▶ **Job**: Where a line below holds the string "xlabel", copy that line.

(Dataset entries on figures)
##############################

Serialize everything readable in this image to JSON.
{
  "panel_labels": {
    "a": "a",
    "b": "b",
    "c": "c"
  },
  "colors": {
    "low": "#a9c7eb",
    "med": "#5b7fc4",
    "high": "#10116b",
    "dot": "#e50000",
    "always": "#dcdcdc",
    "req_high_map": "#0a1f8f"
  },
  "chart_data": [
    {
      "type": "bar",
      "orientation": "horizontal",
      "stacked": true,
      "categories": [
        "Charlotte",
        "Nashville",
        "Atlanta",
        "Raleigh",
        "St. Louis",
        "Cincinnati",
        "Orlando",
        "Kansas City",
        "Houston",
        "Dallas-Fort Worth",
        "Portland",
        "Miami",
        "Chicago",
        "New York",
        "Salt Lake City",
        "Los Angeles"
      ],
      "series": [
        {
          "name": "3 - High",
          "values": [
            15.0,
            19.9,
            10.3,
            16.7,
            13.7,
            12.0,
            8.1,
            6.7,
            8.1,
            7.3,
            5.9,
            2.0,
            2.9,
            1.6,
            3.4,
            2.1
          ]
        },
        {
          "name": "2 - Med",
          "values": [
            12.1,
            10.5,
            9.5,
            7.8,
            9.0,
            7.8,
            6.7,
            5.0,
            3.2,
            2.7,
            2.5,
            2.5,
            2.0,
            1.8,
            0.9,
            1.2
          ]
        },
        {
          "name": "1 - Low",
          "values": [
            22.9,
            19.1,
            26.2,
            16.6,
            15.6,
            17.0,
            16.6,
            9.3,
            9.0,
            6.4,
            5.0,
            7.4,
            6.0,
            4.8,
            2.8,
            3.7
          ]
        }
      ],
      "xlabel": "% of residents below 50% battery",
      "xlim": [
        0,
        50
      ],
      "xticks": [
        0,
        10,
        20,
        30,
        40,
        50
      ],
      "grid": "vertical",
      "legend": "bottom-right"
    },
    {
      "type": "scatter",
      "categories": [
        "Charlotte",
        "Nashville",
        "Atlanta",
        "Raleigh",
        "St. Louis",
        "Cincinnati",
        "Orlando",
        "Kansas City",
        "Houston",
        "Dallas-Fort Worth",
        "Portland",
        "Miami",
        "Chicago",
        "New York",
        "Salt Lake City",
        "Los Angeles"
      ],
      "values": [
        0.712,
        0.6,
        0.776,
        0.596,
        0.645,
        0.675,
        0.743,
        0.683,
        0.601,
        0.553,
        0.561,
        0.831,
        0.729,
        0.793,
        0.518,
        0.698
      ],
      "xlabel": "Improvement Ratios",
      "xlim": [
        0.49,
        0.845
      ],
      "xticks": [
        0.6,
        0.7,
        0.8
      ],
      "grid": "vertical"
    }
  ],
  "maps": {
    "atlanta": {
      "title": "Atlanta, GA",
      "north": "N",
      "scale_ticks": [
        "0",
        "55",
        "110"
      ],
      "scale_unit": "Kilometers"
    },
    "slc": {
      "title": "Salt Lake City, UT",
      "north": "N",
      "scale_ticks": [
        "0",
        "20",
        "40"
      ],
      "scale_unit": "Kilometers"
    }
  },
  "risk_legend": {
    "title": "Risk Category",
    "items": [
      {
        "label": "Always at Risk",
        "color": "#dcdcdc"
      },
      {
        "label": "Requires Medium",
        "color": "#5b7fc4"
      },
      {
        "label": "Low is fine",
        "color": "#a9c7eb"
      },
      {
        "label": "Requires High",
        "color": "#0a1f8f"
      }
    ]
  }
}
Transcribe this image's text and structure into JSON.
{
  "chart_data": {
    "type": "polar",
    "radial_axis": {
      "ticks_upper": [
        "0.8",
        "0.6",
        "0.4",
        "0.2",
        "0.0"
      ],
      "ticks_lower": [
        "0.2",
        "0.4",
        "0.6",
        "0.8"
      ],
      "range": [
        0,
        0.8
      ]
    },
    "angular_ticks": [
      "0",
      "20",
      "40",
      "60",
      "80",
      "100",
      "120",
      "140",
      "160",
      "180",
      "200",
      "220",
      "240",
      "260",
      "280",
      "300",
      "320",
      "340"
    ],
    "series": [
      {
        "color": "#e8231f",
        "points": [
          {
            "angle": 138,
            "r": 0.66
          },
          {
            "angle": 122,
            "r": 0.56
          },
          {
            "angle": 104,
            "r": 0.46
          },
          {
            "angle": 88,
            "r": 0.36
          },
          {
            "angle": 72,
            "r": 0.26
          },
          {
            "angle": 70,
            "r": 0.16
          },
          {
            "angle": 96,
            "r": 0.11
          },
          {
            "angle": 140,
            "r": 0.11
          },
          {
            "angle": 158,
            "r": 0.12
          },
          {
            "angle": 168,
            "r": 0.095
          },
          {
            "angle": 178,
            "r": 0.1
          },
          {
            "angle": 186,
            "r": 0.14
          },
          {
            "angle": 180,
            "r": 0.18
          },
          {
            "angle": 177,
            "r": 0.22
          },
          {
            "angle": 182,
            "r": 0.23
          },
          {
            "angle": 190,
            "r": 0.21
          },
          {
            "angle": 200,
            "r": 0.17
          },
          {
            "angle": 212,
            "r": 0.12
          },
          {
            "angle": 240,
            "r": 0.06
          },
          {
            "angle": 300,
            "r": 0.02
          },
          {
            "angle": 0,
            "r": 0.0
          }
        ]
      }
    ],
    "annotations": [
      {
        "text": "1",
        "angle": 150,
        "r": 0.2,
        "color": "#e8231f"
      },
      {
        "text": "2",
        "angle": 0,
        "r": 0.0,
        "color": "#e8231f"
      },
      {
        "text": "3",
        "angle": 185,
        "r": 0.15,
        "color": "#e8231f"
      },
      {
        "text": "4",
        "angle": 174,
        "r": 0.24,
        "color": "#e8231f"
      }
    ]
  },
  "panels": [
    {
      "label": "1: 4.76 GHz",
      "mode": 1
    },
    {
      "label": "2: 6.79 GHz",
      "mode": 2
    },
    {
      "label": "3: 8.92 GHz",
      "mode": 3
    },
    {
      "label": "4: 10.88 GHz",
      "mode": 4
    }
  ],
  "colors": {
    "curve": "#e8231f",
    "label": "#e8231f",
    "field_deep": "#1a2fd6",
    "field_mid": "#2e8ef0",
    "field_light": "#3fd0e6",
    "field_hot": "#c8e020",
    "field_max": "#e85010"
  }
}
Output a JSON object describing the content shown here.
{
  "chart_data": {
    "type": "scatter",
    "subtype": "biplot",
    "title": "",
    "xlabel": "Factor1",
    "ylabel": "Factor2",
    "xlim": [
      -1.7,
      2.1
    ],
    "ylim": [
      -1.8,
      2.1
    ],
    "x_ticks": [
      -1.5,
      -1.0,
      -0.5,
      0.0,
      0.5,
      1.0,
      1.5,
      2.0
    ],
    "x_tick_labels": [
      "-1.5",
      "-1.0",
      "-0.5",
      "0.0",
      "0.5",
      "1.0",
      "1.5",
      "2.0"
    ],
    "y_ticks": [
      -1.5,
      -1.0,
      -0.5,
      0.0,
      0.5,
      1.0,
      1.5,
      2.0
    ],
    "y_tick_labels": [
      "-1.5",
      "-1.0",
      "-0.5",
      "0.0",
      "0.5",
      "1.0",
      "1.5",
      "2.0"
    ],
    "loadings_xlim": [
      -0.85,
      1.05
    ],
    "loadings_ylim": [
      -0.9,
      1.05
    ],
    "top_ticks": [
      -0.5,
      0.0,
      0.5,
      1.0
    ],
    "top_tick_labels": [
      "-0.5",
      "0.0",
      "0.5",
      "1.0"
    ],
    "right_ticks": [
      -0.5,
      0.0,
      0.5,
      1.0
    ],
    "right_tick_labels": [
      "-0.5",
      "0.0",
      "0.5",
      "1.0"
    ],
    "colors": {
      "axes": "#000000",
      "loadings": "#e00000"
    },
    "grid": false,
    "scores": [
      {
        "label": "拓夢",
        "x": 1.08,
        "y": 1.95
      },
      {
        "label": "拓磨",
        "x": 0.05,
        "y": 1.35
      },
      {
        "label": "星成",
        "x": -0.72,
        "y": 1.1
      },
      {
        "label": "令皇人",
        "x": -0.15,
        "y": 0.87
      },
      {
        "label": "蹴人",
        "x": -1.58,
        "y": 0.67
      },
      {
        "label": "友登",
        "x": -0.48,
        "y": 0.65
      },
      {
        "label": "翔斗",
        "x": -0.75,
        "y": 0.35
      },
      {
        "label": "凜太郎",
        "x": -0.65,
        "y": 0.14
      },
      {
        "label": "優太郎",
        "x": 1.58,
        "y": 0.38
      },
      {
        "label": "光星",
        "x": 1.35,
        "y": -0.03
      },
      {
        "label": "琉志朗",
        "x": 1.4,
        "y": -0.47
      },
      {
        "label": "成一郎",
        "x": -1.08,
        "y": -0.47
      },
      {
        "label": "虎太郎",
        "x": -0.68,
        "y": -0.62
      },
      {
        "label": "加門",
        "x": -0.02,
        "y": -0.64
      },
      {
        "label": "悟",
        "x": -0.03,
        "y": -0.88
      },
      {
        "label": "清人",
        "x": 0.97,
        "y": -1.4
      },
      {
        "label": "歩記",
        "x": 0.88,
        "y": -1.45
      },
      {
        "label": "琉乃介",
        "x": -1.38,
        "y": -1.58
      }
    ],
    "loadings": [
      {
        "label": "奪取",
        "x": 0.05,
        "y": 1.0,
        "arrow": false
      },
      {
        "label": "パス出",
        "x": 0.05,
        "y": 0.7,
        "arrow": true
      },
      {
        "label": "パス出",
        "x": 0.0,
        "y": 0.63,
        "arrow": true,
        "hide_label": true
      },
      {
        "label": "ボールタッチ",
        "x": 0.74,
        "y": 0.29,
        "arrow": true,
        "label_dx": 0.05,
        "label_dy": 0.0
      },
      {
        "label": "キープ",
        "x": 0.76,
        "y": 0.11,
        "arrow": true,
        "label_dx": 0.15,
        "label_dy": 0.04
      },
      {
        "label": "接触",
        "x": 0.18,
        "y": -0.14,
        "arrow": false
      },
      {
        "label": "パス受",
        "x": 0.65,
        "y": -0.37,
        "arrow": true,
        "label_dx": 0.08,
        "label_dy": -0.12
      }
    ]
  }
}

##############################

▶ **Completed task**:
      "xlabel": "% of residents below 50% battery",
      "xlabel": "Improvement Ratios",
    "xlabel": "Factor1",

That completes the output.